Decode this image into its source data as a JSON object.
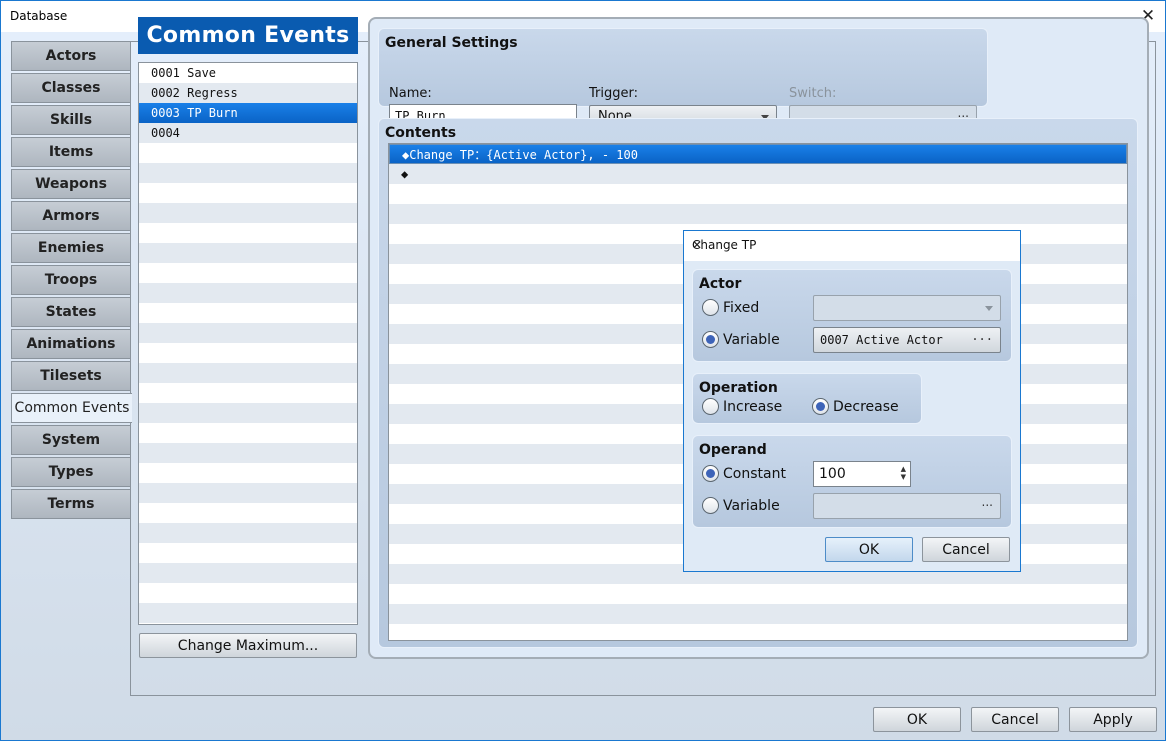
{
  "window": {
    "title": "Database",
    "close_glyph": "✕"
  },
  "tabs": [
    {
      "label": "Actors",
      "active": false
    },
    {
      "label": "Classes",
      "active": false
    },
    {
      "label": "Skills",
      "active": false
    },
    {
      "label": "Items",
      "active": false
    },
    {
      "label": "Weapons",
      "active": false
    },
    {
      "label": "Armors",
      "active": false
    },
    {
      "label": "Enemies",
      "active": false
    },
    {
      "label": "Troops",
      "active": false
    },
    {
      "label": "States",
      "active": false
    },
    {
      "label": "Animations",
      "active": false
    },
    {
      "label": "Tilesets",
      "active": false
    },
    {
      "label": "Common Events",
      "active": true
    },
    {
      "label": "System",
      "active": false
    },
    {
      "label": "Types",
      "active": false
    },
    {
      "label": "Terms",
      "active": false
    }
  ],
  "common_events": {
    "header": "Common Events",
    "items": [
      "0001 Save",
      "0002 Regress",
      "0003 TP Burn",
      "0004"
    ],
    "selected_index": 2,
    "change_max_label": "Change Maximum..."
  },
  "general_settings": {
    "title": "General Settings",
    "name_label": "Name:",
    "name_value": "TP Burn",
    "trigger_label": "Trigger:",
    "trigger_value": "None",
    "switch_label": "Switch:",
    "switch_value": "",
    "ellipsis": "···"
  },
  "contents": {
    "title": "Contents",
    "commands": [
      "◆Change TP：{Active Actor}, - 100",
      "◆"
    ],
    "selected_index": 0
  },
  "footer": {
    "ok": "OK",
    "cancel": "Cancel",
    "apply": "Apply"
  },
  "dialog": {
    "title": "Change TP",
    "close_glyph": "✕",
    "actor": {
      "title": "Actor",
      "fixed_label": "Fixed",
      "variable_label": "Variable",
      "selected": "variable",
      "fixed_value": "",
      "variable_value": "0007 Active Actor"
    },
    "operation": {
      "title": "Operation",
      "increase_label": "Increase",
      "decrease_label": "Decrease",
      "selected": "decrease"
    },
    "operand": {
      "title": "Operand",
      "constant_label": "Constant",
      "variable_label": "Variable",
      "selected": "constant",
      "constant_value": "100",
      "variable_value": ""
    },
    "ok": "OK",
    "cancel": "Cancel",
    "ellipsis": "···"
  }
}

WHAT IS ASKED:
Within the entries above, work out how many lines contain the word "Change". The number alone is the answer.

SOLVED PROBLEM:
3